Fragmento del documento:
Dos paradojas en una que responden a la misma razón de fondo, la modernidad ha hecho de España una sociedad fuerte en hechos y débil en pensamiento. Y en esa sociedad Pepe Zamit y todo lo que representó pasan inadvertidos. Son tenidos como una minucia a la que no hay que otorgar demasiada importancia.


Pepe Zamit era un funcionario del Estado (un Tac, cuerpo de élite sui géneris en el que han militado literatos como Juan García Hortelano, el poeta Ángel González o Antonio Martínez Menchen) que dedicó parte de su vida a importar cultura a través de traducciones, unas veces ordenadas por sus jefes de turno –al Zamit destinado en Cortes debemos los textos legislativos alemanes que se utilizaron en la Transición– y otras a decidir según su propio criterio que lagunas colmar en la escuchimizada cultura política española del franquismo. Tal es el caso del libro referido, un estudio crítico sobre Carl Schmitt aparecido originalmente en español en 1966, cuando Schmitt era todavía un mito en España y del que –como puso de manifiesto el profesor Esteve Pardo– se imbuyeron maestros de la generación que preparó nuestra Constitución como Pedro de Vega o Jordi Solé Turá. 


Pepe Zamit hizo pues durante la larga noche de piedra de la dictadura, lo mismo que en otra época hiciera en el primerísimo derecho constitucional español, Francisco Ayala, traduciendo la archi famosa Teoría de la Constitución, a saber: suministrar material intelectual a una doctrina famélica e inane. Lo que habían hecho antes Adolfo Posada, o Fernando de los Ríos cuya obra se reduce a la traducción de la Teoría General del Estado de Jellinek. Lo mismo que en el terreno del pensamiento hiciera también Vicente Herrero, talentoso traductor de la legendaria Historia de las Ideas de Sabine o Javier Pradera con el celebérrimo Touchard ¿Hay alguien que haya estudiado pensamiento en español que no los conozca? ¿Se puede hablar de ideas entre nosotros sin recurrir a estas magnificas obras que prácticamente hemos hecho nuestras? Y es que importar saber foráneo permite situar a la cultura nacional a una altura global que los autores nativos no están en condiciones de alcanzar por el recurso a sus solas fuerzas intelectuales. No debe mediar desdoro alguno en reconocerlo, dice Richard Tuck, cuando explica que antes de Bacon y, sobre todo, de Hobbes, no existía pensamiento político en Inglaterra. Será el fabuloso manejo en lenguas del sabio de Malmesbury, lo que permitirá superar el gap y colocar a la cultura inglesa en el lugar de supremacía que hoy ocupa, creando el paradigma intelectual de la modernidad política.

Datos proporcionados:
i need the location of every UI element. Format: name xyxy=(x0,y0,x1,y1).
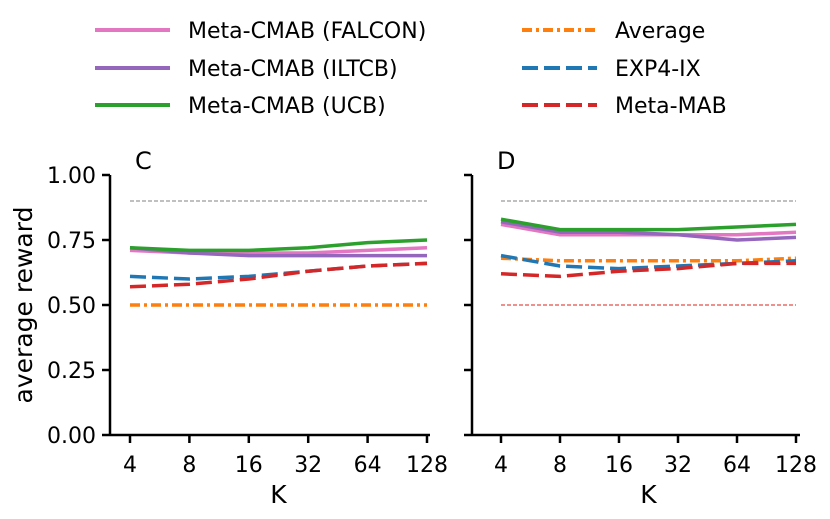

Detalles del problema: Transcriba literalmente el pasaje del fragmento sobre Pepe Zamit que va desde "Pepe Zamit era" hasta "Jordi Solé Turá.", ambos incluidos.

Respuesta solicitada:
Pepe Zamit era un funcionario del Estado (un Tac, cuerpo de élite sui géneris en el que han militado literatos como Juan García Hortelano, el poeta Ángel González o Antonio Martínez Menchen) que dedicó parte de su vida a importar cultura a través de traducciones, unas veces ordenadas por sus jefes de turno –al Zamit destinado en Cortes debemos los textos legislativos alemanes que se utilizaron en la Transición– y otras a decidir según su propio criterio que lagunas colmar en la escuchimizada cultura política española del franquismo. Tal es el caso del libro referido, un estudio crítico sobre Carl Schmitt aparecido originalmente en español en 1966, cuando Schmitt era todavía un mito en España y del que –como puso de manifiesto el profesor Esteve Pardo– se imbuyeron maestros de la generación que preparó nuestra Constitución como Pedro de Vega o Jordi Solé Turá.